◆ **WRITTEN EXERCISE**:
In your copy, repeat the records exactly and leave out the pictures.

◆ **Dataset entries on figures**:
━━━━━━━━━━━━━━━━

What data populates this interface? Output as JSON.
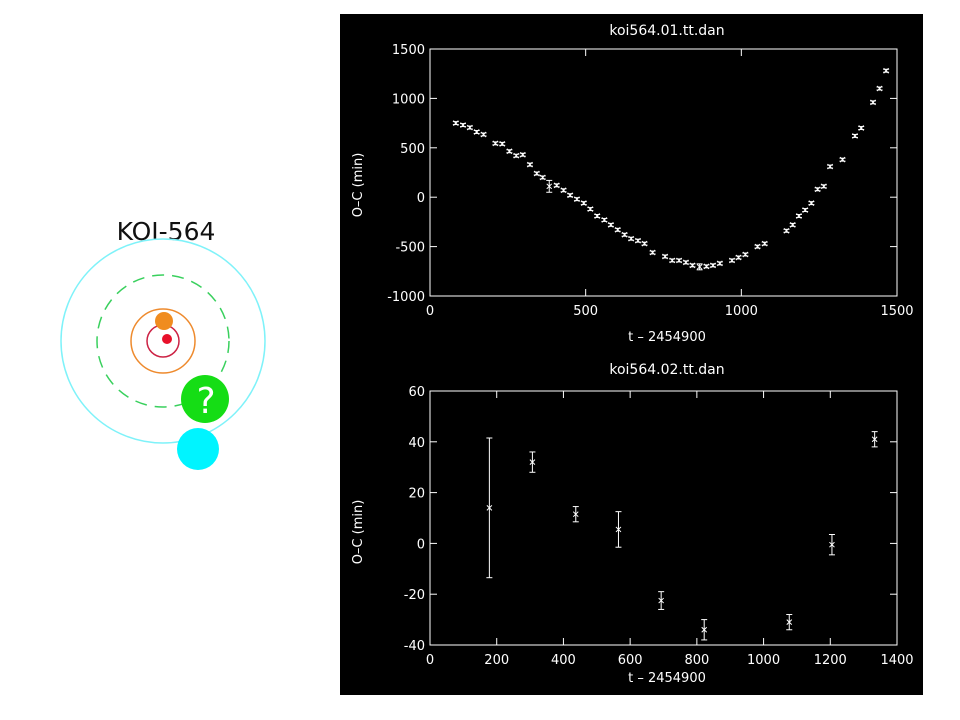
{
  "system": {
    "label": "KOI-564",
    "colors": {
      "orbit_cyan": "#7ff2f9",
      "planet_cyan": "#00f4ff",
      "orbit_green": "#39d05d",
      "planet_green": "#15dd15",
      "orbit_orange": "#ee8a2d",
      "planet_orange": "#f08c1f",
      "orbit_red": "#cc2244",
      "planet_red": "#e8102a"
    },
    "unknown_planet_symbol": "?"
  },
  "chart_data": [
    {
      "type": "scatter",
      "title": "koi564.01.tt.dan",
      "xlabel": "t – 2454900",
      "ylabel": "O–C (min)",
      "xlim": [
        0,
        1500
      ],
      "ylim": [
        -1000,
        1500
      ],
      "xticks": [
        0,
        500,
        1000,
        1500
      ],
      "yticks": [
        -1000,
        -500,
        0,
        500,
        1000,
        1500
      ],
      "grid": false,
      "colors": {
        "background": "#000000",
        "foreground": "#ffffff"
      },
      "points": [
        {
          "x": 83,
          "y": 750,
          "err": 15
        },
        {
          "x": 106,
          "y": 730,
          "err": 15
        },
        {
          "x": 128,
          "y": 705,
          "err": 15
        },
        {
          "x": 150,
          "y": 660,
          "err": 15
        },
        {
          "x": 172,
          "y": 635,
          "err": 15
        },
        {
          "x": 210,
          "y": 545,
          "err": 15
        },
        {
          "x": 232,
          "y": 540,
          "err": 15
        },
        {
          "x": 255,
          "y": 465,
          "err": 15
        },
        {
          "x": 277,
          "y": 420,
          "err": 15
        },
        {
          "x": 298,
          "y": 430,
          "err": 15
        },
        {
          "x": 321,
          "y": 330,
          "err": 15
        },
        {
          "x": 343,
          "y": 240,
          "err": 15
        },
        {
          "x": 362,
          "y": 200,
          "err": 15
        },
        {
          "x": 383,
          "y": 110,
          "err": 60
        },
        {
          "x": 407,
          "y": 120,
          "err": 15
        },
        {
          "x": 429,
          "y": 70,
          "err": 15
        },
        {
          "x": 450,
          "y": 20,
          "err": 15
        },
        {
          "x": 472,
          "y": -20,
          "err": 15
        },
        {
          "x": 494,
          "y": -60,
          "err": 15
        },
        {
          "x": 515,
          "y": -120,
          "err": 15
        },
        {
          "x": 537,
          "y": -190,
          "err": 15
        },
        {
          "x": 560,
          "y": -230,
          "err": 15
        },
        {
          "x": 581,
          "y": -280,
          "err": 15
        },
        {
          "x": 603,
          "y": -330,
          "err": 15
        },
        {
          "x": 625,
          "y": -380,
          "err": 15
        },
        {
          "x": 646,
          "y": -420,
          "err": 15
        },
        {
          "x": 668,
          "y": -440,
          "err": 15
        },
        {
          "x": 689,
          "y": -470,
          "err": 15
        },
        {
          "x": 715,
          "y": -560,
          "err": 15
        },
        {
          "x": 755,
          "y": -600,
          "err": 15
        },
        {
          "x": 778,
          "y": -640,
          "err": 15
        },
        {
          "x": 800,
          "y": -640,
          "err": 15
        },
        {
          "x": 822,
          "y": -660,
          "err": 15
        },
        {
          "x": 843,
          "y": -690,
          "err": 15
        },
        {
          "x": 866,
          "y": -705,
          "err": 30
        },
        {
          "x": 888,
          "y": -700,
          "err": 15
        },
        {
          "x": 909,
          "y": -690,
          "err": 15
        },
        {
          "x": 931,
          "y": -670,
          "err": 15
        },
        {
          "x": 970,
          "y": -640,
          "err": 15
        },
        {
          "x": 991,
          "y": -610,
          "err": 15
        },
        {
          "x": 1013,
          "y": -580,
          "err": 15
        },
        {
          "x": 1052,
          "y": -500,
          "err": 15
        },
        {
          "x": 1075,
          "y": -470,
          "err": 15
        },
        {
          "x": 1145,
          "y": -340,
          "err": 15
        },
        {
          "x": 1165,
          "y": -280,
          "err": 15
        },
        {
          "x": 1185,
          "y": -190,
          "err": 15
        },
        {
          "x": 1205,
          "y": -130,
          "err": 15
        },
        {
          "x": 1225,
          "y": -60,
          "err": 15
        },
        {
          "x": 1245,
          "y": 80,
          "err": 15
        },
        {
          "x": 1265,
          "y": 110,
          "err": 15
        },
        {
          "x": 1285,
          "y": 310,
          "err": 15
        },
        {
          "x": 1325,
          "y": 380,
          "err": 15
        },
        {
          "x": 1365,
          "y": 620,
          "err": 15
        },
        {
          "x": 1385,
          "y": 700,
          "err": 15
        },
        {
          "x": 1423,
          "y": 960,
          "err": 15
        },
        {
          "x": 1444,
          "y": 1100,
          "err": 15
        },
        {
          "x": 1465,
          "y": 1280,
          "err": 15
        }
      ]
    },
    {
      "type": "scatter",
      "title": "koi564.02.tt.dan",
      "xlabel": "t – 2454900",
      "ylabel": "O–C (min)",
      "xlim": [
        0,
        1400
      ],
      "ylim": [
        -40,
        60
      ],
      "xticks": [
        0,
        200,
        400,
        600,
        800,
        1000,
        1200,
        1400
      ],
      "yticks": [
        -40,
        -20,
        0,
        20,
        40,
        60
      ],
      "grid": false,
      "colors": {
        "background": "#000000",
        "foreground": "#ffffff"
      },
      "points": [
        {
          "x": 178,
          "y": 14,
          "err": 27.5
        },
        {
          "x": 307,
          "y": 32,
          "err": 4
        },
        {
          "x": 437,
          "y": 11.5,
          "err": 3
        },
        {
          "x": 565,
          "y": 5.5,
          "err": 7
        },
        {
          "x": 693,
          "y": -22.5,
          "err": 3.5
        },
        {
          "x": 822,
          "y": -34,
          "err": 4
        },
        {
          "x": 1077,
          "y": -31,
          "err": 3
        },
        {
          "x": 1205,
          "y": -0.5,
          "err": 4
        },
        {
          "x": 1333,
          "y": 41,
          "err": 3
        }
      ]
    }
  ]
}
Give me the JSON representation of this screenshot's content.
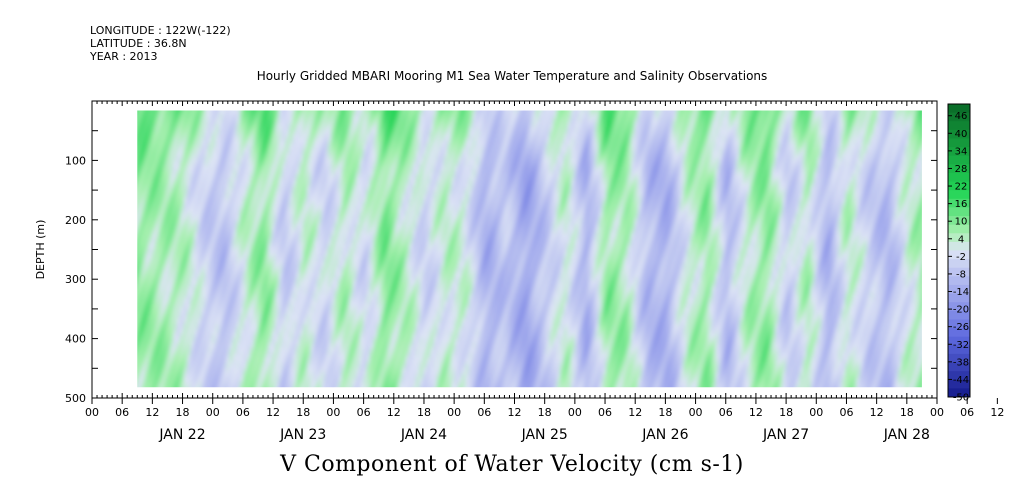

━━━━━━━━━━━━━━━━

◆ **WORKED SOLUTION**:
What data populates this interface? Output as JSON.
{
  "system": {
    "label": "KOI-564",
    "colors": {
      "orbit_cyan": "#7ff2f9",
      "planet_cyan": "#00f4ff",
      "orbit_green": "#39d05d",
      "planet_green": "#15dd15",
      "orbit_orange": "#ee8a2d",
      "planet_orange": "#f08c1f",
      "orbit_red": "#cc2244",
      "planet_red": "#e8102a"
    },
    "unknown_planet_symbol": "?"
  },
  "chart_data": [
    {
      "type": "scatter",
      "title": "koi564.01.tt.dan",
      "xlabel": "t – 2454900",
      "ylabel": "O–C (min)",
      "xlim": [
        0,
        1500
      ],
      "ylim": [
        -1000,
        1500
      ],
      "xticks": [
        0,
        500,
        1000,
        1500
      ],
      "yticks": [
        -1000,
        -500,
        0,
        500,
        1000,
        1500
      ],
      "grid": false,
      "colors": {
        "background": "#000000",
        "foreground": "#ffffff"
      },
      "points": [
        {
          "x": 83,
          "y": 750,
          "err": 15
        },
        {
          "x": 106,
          "y": 730,
          "err": 15
        },
        {
          "x": 128,
          "y": 705,
          "err": 15
        },
        {
          "x": 150,
          "y": 660,
          "err": 15
        },
        {
          "x": 172,
          "y": 635,
          "err": 15
        },
        {
          "x": 210,
          "y": 545,
          "err": 15
        },
        {
          "x": 232,
          "y": 540,
          "err": 15
        },
        {
          "x": 255,
          "y": 465,
          "err": 15
        },
        {
          "x": 277,
          "y": 420,
          "err": 15
        },
        {
          "x": 298,
          "y": 430,
          "err": 15
        },
        {
          "x": 321,
          "y": 330,
          "err": 15
        },
        {
          "x": 343,
          "y": 240,
          "err": 15
        },
        {
          "x": 362,
          "y": 200,
          "err": 15
        },
        {
          "x": 383,
          "y": 110,
          "err": 60
        },
        {
          "x": 407,
          "y": 120,
          "err": 15
        },
        {
          "x": 429,
          "y": 70,
          "err": 15
        },
        {
          "x": 450,
          "y": 20,
          "err": 15
        },
        {
          "x": 472,
          "y": -20,
          "err": 15
        },
        {
          "x": 494,
          "y": -60,
          "err": 15
        },
        {
          "x": 515,
          "y": -120,
          "err": 15
        },
        {
          "x": 537,
          "y": -190,
          "err": 15
        },
        {
          "x": 560,
          "y": -230,
          "err": 15
        },
        {
          "x": 581,
          "y": -280,
          "err": 15
        },
        {
          "x": 603,
          "y": -330,
          "err": 15
        },
        {
          "x": 625,
          "y": -380,
          "err": 15
        },
        {
          "x": 646,
          "y": -420,
          "err": 15
        },
        {
          "x": 668,
          "y": -440,
          "err": 15
        },
        {
          "x": 689,
          "y": -470,
          "err": 15
        },
        {
          "x": 715,
          "y": -560,
          "err": 15
        },
        {
          "x": 755,
          "y": -600,
          "err": 15
        },
        {
          "x": 778,
          "y": -640,
          "err": 15
        },
        {
          "x": 800,
          "y": -640,
          "err": 15
        },
        {
          "x": 822,
          "y": -660,
          "err": 15
        },
        {
          "x": 843,
          "y": -690,
          "err": 15
        },
        {
          "x": 866,
          "y": -705,
          "err": 30
        },
        {
          "x": 888,
          "y": -700,
          "err": 15
        },
        {
          "x": 909,
          "y": -690,
          "err": 15
        },
        {
          "x": 931,
          "y": -670,
          "err": 15
        },
        {
          "x": 970,
          "y": -640,
          "err": 15
        },
        {
          "x": 991,
          "y": -610,
          "err": 15
        },
        {
          "x": 1013,
          "y": -580,
          "err": 15
        },
        {
          "x": 1052,
          "y": -500,
          "err": 15
        },
        {
          "x": 1075,
          "y": -470,
          "err": 15
        },
        {
          "x": 1145,
          "y": -340,
          "err": 15
        },
        {
          "x": 1165,
          "y": -280,
          "err": 15
        },
        {
          "x": 1185,
          "y": -190,
          "err": 15
        },
        {
          "x": 1205,
          "y": -130,
          "err": 15
        },
        {
          "x": 1225,
          "y": -60,
          "err": 15
        },
        {
          "x": 1245,
          "y": 80,
          "err": 15
        },
        {
          "x": 1265,
          "y": 110,
          "err": 15
        },
        {
          "x": 1285,
          "y": 310,
          "err": 15
        },
        {
          "x": 1325,
          "y": 380,
          "err": 15
        },
        {
          "x": 1365,
          "y": 620,
          "err": 15
        },
        {
          "x": 1385,
          "y": 700,
          "err": 15
        },
        {
          "x": 1423,
          "y": 960,
          "err": 15
        },
        {
          "x": 1444,
          "y": 1100,
          "err": 15
        },
        {
          "x": 1465,
          "y": 1280,
          "err": 15
        }
      ]
    },
    {
      "type": "scatter",
      "title": "koi564.02.tt.dan",
      "xlabel": "t – 2454900",
      "ylabel": "O–C (min)",
      "xlim": [
        0,
        1400
      ],
      "ylim": [
        -40,
        60
      ],
      "xticks": [
        0,
        200,
        400,
        600,
        800,
        1000,
        1200,
        1400
      ],
      "yticks": [
        -40,
        -20,
        0,
        20,
        40,
        60
      ],
      "grid": false,
      "colors": {
        "background": "#000000",
        "foreground": "#ffffff"
      },
      "points": [
        {
          "x": 178,
          "y": 14,
          "err": 27.5
        },
        {
          "x": 307,
          "y": 32,
          "err": 4
        },
        {
          "x": 437,
          "y": 11.5,
          "err": 3
        },
        {
          "x": 565,
          "y": 5.5,
          "err": 7
        },
        {
          "x": 693,
          "y": -22.5,
          "err": 3.5
        },
        {
          "x": 822,
          "y": -34,
          "err": 4
        },
        {
          "x": 1077,
          "y": -31,
          "err": 3
        },
        {
          "x": 1205,
          "y": -0.5,
          "err": 4
        },
        {
          "x": 1333,
          "y": 41,
          "err": 3
        }
      ]
    }
  ]
}
Give me the JSON representation of this screenshot's content.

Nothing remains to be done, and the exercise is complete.